VOTRE CONSIGNE: Prolongez le texte ci-dessous sur la cybersécurité dans le commerce en ligne, en reprenant juste après sa dernière phrase.

TEXTE SOURCE:
Longtemps cantonnée aux équipes techniques et aux initiés, la cybersécurité s’impose désormais comme un sujet stratégique dans les comités de direction. Pour les décideurs, la question n’est plus de savoir si une attaque peut survenir, mais quand, et surtout à quel prix. Car aujourd’hui, une faille, même minime, peut faire basculer une entreprise dans la crise.
Lors du One to One Retail E-Commerce, la conférence « 1000 et une façons de se faire hacker ! » a donné le ton. Brice Augras, Président et chercheur en cybersécurité chez BZHunt, a partagé un regard affûté sur une réalité trop souvent sous-estimée : le monde numérique n’est pas seulement interconnecté, il est aussi structurellement vulnérable. Et les acteurs du retail et du e-commerce représentent désormais des cibles prioritaires.
« L’image du hacker criminel nous colle encore à la peau, mais ce n’est pas notre réalité », a-t-il commencé. Ce passionné travaille avec des équipes qui, pour la plupart, se sont formées en autodidactes, et dont l’expertise repose sur des dizaines de milliers d’heures de pratique. Leur quotidien : détecter les failles avant les attaquants, tester les défenses, aider les entreprises à prendre de l’avance.
En quelques années, la cybersécurité a changé de visage. Face à la montée en puissance des menaces, les cybercriminels se sont structurés à grande échelle : équipes RH, support client, force de vente … leur organisation emprunte tous les codes de l’entreprise, à un détail près – ils opèrent hors-la-loi. Une professionnalisation inquiétante, qui bouleverse les repères et complexifie la riposte.
Dans le e-commerce, certaines failles sont d’une simplicité désarmante. Manipulation d’URL, absence de contrôle sur les prix ou les quantités, erreurs de logique métier… Brice cite des exemples concrets, vécus : des matelas obtenus gratuitement via un bug, des billets vendus à 10 centimes à cause d’un champ mal vérifié. Ce ne sont pas des attaques ultra-techniques : souvent, un simple clic peut provoquer une perte massive de chiffre d’affaires ou une crise réputationnelle.

LIGNES LISTÉES:
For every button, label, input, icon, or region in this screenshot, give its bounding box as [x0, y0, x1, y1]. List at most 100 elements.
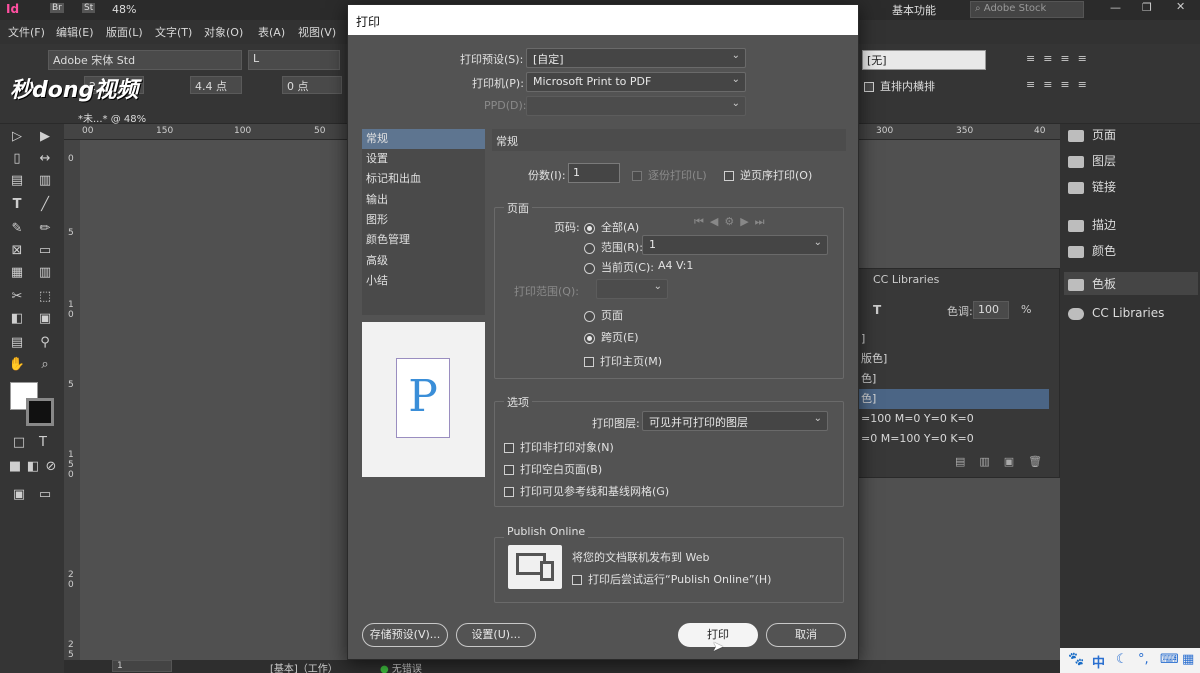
print-layers-select[interactable]: 可见并可打印的图层 ⌄	[642, 411, 828, 431]
save-preset-button[interactable]: 存储预设(V)...	[362, 623, 448, 647]
preflight-status[interactable]: ● 无错误	[380, 660, 422, 673]
panel-color[interactable]: 颜色	[1068, 242, 1116, 259]
panel-swatches[interactable]: 色板	[1064, 272, 1198, 295]
panel-stroke[interactable]: 描边	[1068, 216, 1116, 233]
pages-current-radio[interactable]	[584, 262, 595, 274]
tint-input[interactable]: 100	[973, 301, 1009, 319]
content-collector-icon[interactable]: ▤	[8, 172, 26, 190]
opt-guides[interactable]: 打印可见参考线和基线网格(G)	[504, 483, 669, 499]
stock-icon[interactable]: St	[82, 3, 96, 13]
panel-links[interactable]: 链接	[1068, 178, 1116, 195]
setup-button[interactable]: 设置(U)...	[456, 623, 536, 647]
opt-blank-pages-checkbox[interactable]	[504, 465, 514, 475]
menu-object[interactable]: 对象(O)	[204, 24, 243, 40]
pages-mode-option[interactable]: 页面	[584, 307, 623, 323]
ime-indicator[interactable]: 中	[1092, 652, 1105, 671]
category-advanced[interactable]: 高级	[362, 251, 485, 271]
pages-all-option[interactable]: 全部(A)	[584, 219, 639, 235]
category-output[interactable]: 输出	[362, 190, 485, 210]
stroke-swatch[interactable]	[26, 398, 54, 426]
restore-icon[interactable]: ❐	[1142, 1, 1152, 14]
opt-guides-checkbox[interactable]	[504, 487, 514, 497]
apply-color-icon[interactable]: ■	[6, 458, 24, 476]
menu-layout[interactable]: 版面(L)	[106, 24, 143, 40]
pages-current-option[interactable]: 当前页(C):	[584, 259, 654, 275]
paragraph-style-field[interactable]: [无]	[862, 50, 986, 70]
swatch-row[interactable]: 色]	[859, 369, 1049, 389]
publish-online-option[interactable]: 打印后尝试运行“Publish Online”(H)	[572, 571, 771, 587]
rectangle-frame-tool-icon[interactable]: ⊠	[8, 242, 26, 260]
category-graphics[interactable]: 图形	[362, 210, 485, 230]
free-transform-tool-icon[interactable]: ⬚	[36, 288, 54, 306]
panel-cc-libraries[interactable]: CC Libraries	[1068, 306, 1164, 320]
vertical-in-horizontal-option[interactable]: 直排内横排	[864, 78, 935, 94]
selection-tool-icon[interactable]: ▷	[8, 128, 26, 146]
opt-blank-pages[interactable]: 打印空白页面(B)	[504, 461, 602, 477]
stock-search-input[interactable]: ⌕ Adobe Stock	[970, 1, 1084, 18]
swatch-text-icon[interactable]: T	[873, 303, 881, 317]
moon-icon[interactable]: ☾	[1116, 652, 1128, 667]
menu-type[interactable]: 文字(T)	[155, 24, 192, 40]
scissors-tool-icon[interactable]: ✂	[8, 288, 26, 306]
leading-field[interactable]: 4.4 点	[190, 76, 242, 94]
swatch-row[interactable]: ]	[859, 329, 1049, 349]
document-tab[interactable]: *未...* @ 48%	[78, 110, 146, 125]
justify-icons[interactable]: ≡≡≡≡	[1026, 78, 1095, 91]
category-marks-bleed[interactable]: 标记和出血	[362, 169, 485, 189]
reverse-order-option[interactable]: 逆页序打印(O)	[724, 167, 812, 183]
formatting-container-icon[interactable]: □	[10, 434, 28, 452]
swatch-footer-icons[interactable]: ▤▥▣🗑	[955, 455, 1056, 468]
spreads-radio[interactable]	[584, 332, 595, 344]
collate-checkbox[interactable]	[632, 171, 642, 181]
apply-gradient-icon[interactable]: ◧	[24, 458, 42, 476]
swatch-row[interactable]: =100 M=0 Y=0 K=0	[859, 409, 1049, 429]
pages-mode-radio[interactable]	[584, 310, 595, 322]
page-tool-icon[interactable]: ▯	[8, 150, 26, 168]
print-master-checkbox[interactable]	[584, 357, 594, 367]
zoom-tool-icon[interactable]: ⌕	[36, 356, 54, 374]
hand-tool-icon[interactable]: ✋	[8, 356, 26, 374]
preview-mode-icon[interactable]: ▭	[36, 486, 54, 504]
menu-edit[interactable]: 编辑(E)	[56, 24, 94, 40]
gradient-feather-tool-icon[interactable]: ▣	[36, 310, 54, 328]
pages-range-radio[interactable]	[584, 242, 595, 254]
font-style-field[interactable]: L	[248, 50, 340, 70]
zoom-level[interactable]: 48%	[112, 3, 136, 16]
opt-nonprinting[interactable]: 打印非打印对象(N)	[504, 439, 614, 455]
print-master-option[interactable]: 打印主页(M)	[584, 353, 662, 369]
panel-pages[interactable]: 页面	[1068, 126, 1116, 143]
line-tool-icon[interactable]: ╱	[36, 196, 54, 214]
page-number-field[interactable]: 1	[112, 660, 172, 672]
workspace-switcher[interactable]: 基本功能	[892, 2, 936, 18]
keyboard-icon[interactable]: ⌨	[1160, 652, 1179, 667]
cancel-button[interactable]: 取消	[766, 623, 846, 647]
rectangle-tool-icon[interactable]: ▭	[36, 242, 54, 260]
swatch-row[interactable]: 版色]	[859, 349, 1049, 369]
gap-tool-icon[interactable]: ↔	[36, 150, 54, 168]
copies-input[interactable]: 1	[568, 163, 620, 183]
spreads-option[interactable]: 跨页(E)	[584, 329, 639, 345]
screen-mode-icon[interactable]: ▣	[10, 486, 28, 504]
bridge-icon[interactable]: Br	[50, 3, 64, 13]
tracking-field[interactable]: 0 点	[282, 76, 342, 94]
opt-nonprinting-checkbox[interactable]	[504, 443, 514, 453]
close-icon[interactable]: ✕	[1176, 0, 1185, 13]
punct-icon[interactable]: °,	[1138, 652, 1149, 667]
menu-file[interactable]: 文件(F)	[8, 24, 45, 40]
preset-select[interactable]: [自定] ⌄	[526, 48, 746, 68]
direct-selection-tool-icon[interactable]: ▶	[36, 128, 54, 146]
category-general[interactable]: 常规	[362, 129, 485, 149]
category-summary[interactable]: 小结	[362, 271, 485, 291]
menu-view[interactable]: 视图(V)	[298, 24, 336, 40]
table-tool-icon[interactable]: ▦	[8, 264, 26, 282]
content-placer-icon[interactable]: ▥	[36, 172, 54, 190]
pen-tool-icon[interactable]: ✎	[8, 220, 26, 238]
note-tool-icon[interactable]: ▤	[8, 334, 26, 352]
apply-none-icon[interactable]: ⊘	[42, 458, 60, 476]
swatch-row[interactable]: =0 M=100 Y=0 K=0	[859, 429, 1049, 449]
swatch-row-selected[interactable]: 色]	[859, 389, 1049, 409]
tray-icon[interactable]: ▦	[1182, 652, 1194, 667]
grid-tool-icon[interactable]: ▥	[36, 264, 54, 282]
category-color-management[interactable]: 颜色管理	[362, 230, 485, 250]
gradient-swatch-tool-icon[interactable]: ◧	[8, 310, 26, 328]
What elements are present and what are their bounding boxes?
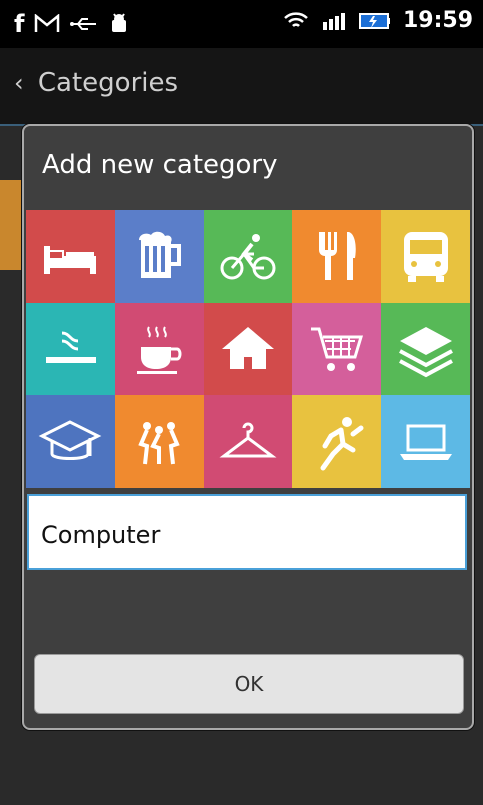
- add-category-dialog: Add new category Computer OK: [22, 124, 474, 730]
- party-icon: [138, 421, 180, 464]
- graduation-cap-icon: [39, 419, 102, 460]
- layers-icon: [398, 326, 453, 378]
- gmail-icon: [35, 14, 60, 32]
- tile-bus[interactable]: [381, 210, 470, 303]
- ok-button-label: OK: [234, 672, 264, 696]
- running-icon: [320, 416, 364, 471]
- cigarette-icon: [46, 331, 97, 363]
- tile-party[interactable]: [114, 395, 204, 488]
- shopping-cart-icon: [310, 327, 363, 371]
- tile-home[interactable]: [203, 302, 293, 396]
- category-name-input[interactable]: [39, 514, 443, 556]
- tile-clothing[interactable]: [203, 395, 293, 488]
- tile-food[interactable]: [292, 210, 382, 303]
- coffee-cup-icon: [137, 326, 182, 374]
- tile-beer[interactable]: [114, 210, 204, 303]
- bed-icon: [44, 246, 97, 275]
- facebook-icon: f: [14, 10, 25, 38]
- tile-bicycle[interactable]: [203, 210, 293, 303]
- home-icon: [221, 326, 274, 369]
- category-name-field[interactable]: [27, 494, 467, 570]
- action-bar-title: Categories: [37, 68, 179, 98]
- tile-education[interactable]: [26, 395, 115, 488]
- action-bar: ‹ Categories: [0, 48, 483, 126]
- fork-knife-icon: [318, 232, 356, 281]
- beer-mug-icon: [139, 232, 182, 279]
- category-icon-grid: [26, 210, 470, 488]
- background-accent-strip: [0, 180, 22, 270]
- status-time: 19:59: [402, 8, 473, 33]
- status-right: 19:59: [283, 8, 473, 33]
- chevron-left-icon: ‹: [14, 69, 24, 97]
- signal-icon: [322, 12, 345, 30]
- tile-smoking[interactable]: [26, 302, 115, 396]
- hanger-icon: [219, 422, 277, 458]
- bus-icon: [403, 232, 448, 283]
- action-bar-title-wrap[interactable]: ‹ Categories: [14, 68, 178, 98]
- tile-coffee[interactable]: [114, 302, 204, 396]
- android-debug-icon: [112, 13, 127, 32]
- battery-icon: [358, 12, 390, 29]
- tile-sport[interactable]: [292, 395, 382, 488]
- status-bar: f 19:59: [0, 0, 483, 48]
- dialog-title: Add new category: [42, 150, 278, 180]
- usb-icon: [70, 18, 97, 30]
- tile-shopping[interactable]: [292, 302, 382, 396]
- bicycle-icon: [220, 234, 276, 280]
- tile-computer[interactable]: [381, 395, 470, 488]
- ok-button[interactable]: OK: [34, 654, 464, 714]
- tile-bed[interactable]: [26, 210, 115, 303]
- tile-layers[interactable]: [381, 302, 470, 396]
- status-left: f: [14, 8, 130, 40]
- laptop-icon: [399, 424, 452, 460]
- wifi-icon: [284, 11, 308, 27]
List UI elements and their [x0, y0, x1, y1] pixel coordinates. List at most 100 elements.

RÉPONSE CI-DESSOUS:
Et l’intelligence artificielle n’arrange rien. Bien au contraire. Si elle optimise l’expérience client, elle renforce aussi la qualité des attaques. « Le phishing rédigé par une IA ne contient plus de fautes. Les deepfakes audio ou vidéo peuvent imiter des personnalités ou personnes à la perfection. Certains attaquants vont jusqu’à manipuler les assistants IA pour obtenir des informations sensibles », alerte Brice.
Face à cela, les décideurs doivent changer de posture. La cybersécurité n’est plus une ligne de coût IT, c’est un levier de résilience, de gouvernance et de confiance. Elle touche à la réputation d’une marque, à la relation client, et enfin au maintien de l’activité.
Brice plaide pour une approche intégrée : cartographier les données, segmenter les accès, héberger localement les modèles critiques si nécessaire, et surtout, ne jamais confier à une IA des données qu’elle ne devrait pas voir. « One user = One model = One dataset », résume-t-il.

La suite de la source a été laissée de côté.